Information shown

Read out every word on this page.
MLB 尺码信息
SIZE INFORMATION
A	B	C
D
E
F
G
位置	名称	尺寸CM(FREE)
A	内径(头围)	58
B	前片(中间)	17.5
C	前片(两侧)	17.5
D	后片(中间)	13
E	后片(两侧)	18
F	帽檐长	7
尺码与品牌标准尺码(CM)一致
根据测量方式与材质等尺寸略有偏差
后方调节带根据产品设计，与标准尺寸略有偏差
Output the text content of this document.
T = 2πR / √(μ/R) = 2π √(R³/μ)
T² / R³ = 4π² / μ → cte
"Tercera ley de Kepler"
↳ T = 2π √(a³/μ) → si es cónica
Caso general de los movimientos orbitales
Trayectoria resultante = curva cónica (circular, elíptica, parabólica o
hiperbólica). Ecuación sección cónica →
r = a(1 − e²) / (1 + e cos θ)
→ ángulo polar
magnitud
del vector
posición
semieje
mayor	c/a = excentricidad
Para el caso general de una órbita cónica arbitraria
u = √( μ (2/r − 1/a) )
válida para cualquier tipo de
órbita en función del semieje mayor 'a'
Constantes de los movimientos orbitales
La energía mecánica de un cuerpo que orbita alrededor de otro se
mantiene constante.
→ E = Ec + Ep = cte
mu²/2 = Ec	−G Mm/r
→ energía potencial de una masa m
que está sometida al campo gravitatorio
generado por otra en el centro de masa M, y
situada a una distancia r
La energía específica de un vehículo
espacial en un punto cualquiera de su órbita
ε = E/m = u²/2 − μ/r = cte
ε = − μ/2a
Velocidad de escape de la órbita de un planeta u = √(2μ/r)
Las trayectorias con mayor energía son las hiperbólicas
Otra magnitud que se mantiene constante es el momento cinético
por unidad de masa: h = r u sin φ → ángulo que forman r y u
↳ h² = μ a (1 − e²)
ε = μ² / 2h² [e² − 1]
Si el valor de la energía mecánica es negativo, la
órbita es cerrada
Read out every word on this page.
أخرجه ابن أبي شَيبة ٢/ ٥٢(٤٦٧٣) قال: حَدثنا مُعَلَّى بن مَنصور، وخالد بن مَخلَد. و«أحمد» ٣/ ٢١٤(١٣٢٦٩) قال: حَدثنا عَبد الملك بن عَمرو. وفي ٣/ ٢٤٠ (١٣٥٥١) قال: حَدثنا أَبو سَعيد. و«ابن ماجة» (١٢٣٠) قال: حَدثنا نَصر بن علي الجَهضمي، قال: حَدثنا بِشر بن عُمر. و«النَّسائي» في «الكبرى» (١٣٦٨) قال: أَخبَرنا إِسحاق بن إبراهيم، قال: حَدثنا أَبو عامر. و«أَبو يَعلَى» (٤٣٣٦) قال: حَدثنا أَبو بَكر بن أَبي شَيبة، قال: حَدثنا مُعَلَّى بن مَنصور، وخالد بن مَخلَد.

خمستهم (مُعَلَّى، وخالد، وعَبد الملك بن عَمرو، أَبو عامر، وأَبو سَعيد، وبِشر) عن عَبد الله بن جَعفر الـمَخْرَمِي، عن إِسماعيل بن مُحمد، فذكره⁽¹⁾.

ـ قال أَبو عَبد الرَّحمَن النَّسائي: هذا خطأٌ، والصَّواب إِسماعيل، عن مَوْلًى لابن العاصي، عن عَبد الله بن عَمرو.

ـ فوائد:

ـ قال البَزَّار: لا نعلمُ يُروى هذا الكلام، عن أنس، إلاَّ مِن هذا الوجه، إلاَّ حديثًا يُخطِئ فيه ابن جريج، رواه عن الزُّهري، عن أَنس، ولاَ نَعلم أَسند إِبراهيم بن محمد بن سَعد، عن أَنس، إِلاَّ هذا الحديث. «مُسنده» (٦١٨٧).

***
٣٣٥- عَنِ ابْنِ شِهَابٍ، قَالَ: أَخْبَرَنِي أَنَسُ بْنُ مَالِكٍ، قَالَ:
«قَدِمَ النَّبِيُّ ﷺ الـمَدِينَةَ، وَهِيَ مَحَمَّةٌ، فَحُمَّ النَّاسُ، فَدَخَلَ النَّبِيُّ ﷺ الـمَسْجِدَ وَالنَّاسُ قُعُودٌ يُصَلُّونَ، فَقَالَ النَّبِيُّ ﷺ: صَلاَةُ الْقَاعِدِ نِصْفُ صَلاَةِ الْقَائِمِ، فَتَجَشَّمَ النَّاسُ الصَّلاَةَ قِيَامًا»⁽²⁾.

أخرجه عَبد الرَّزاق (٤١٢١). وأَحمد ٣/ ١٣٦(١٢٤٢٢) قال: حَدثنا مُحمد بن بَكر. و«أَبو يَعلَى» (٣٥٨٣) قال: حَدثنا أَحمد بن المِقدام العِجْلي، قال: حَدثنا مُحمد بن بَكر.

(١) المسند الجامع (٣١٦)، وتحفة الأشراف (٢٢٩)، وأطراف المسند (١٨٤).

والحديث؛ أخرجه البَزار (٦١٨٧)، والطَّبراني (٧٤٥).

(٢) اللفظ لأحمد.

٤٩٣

Work to do
Search the data above for the string "mecánica" and return every line that has it.

The result
La energía mecánica de un cuerpo que orbita alrededor de otro se
Si el valor de la energía mecánica es negativo, la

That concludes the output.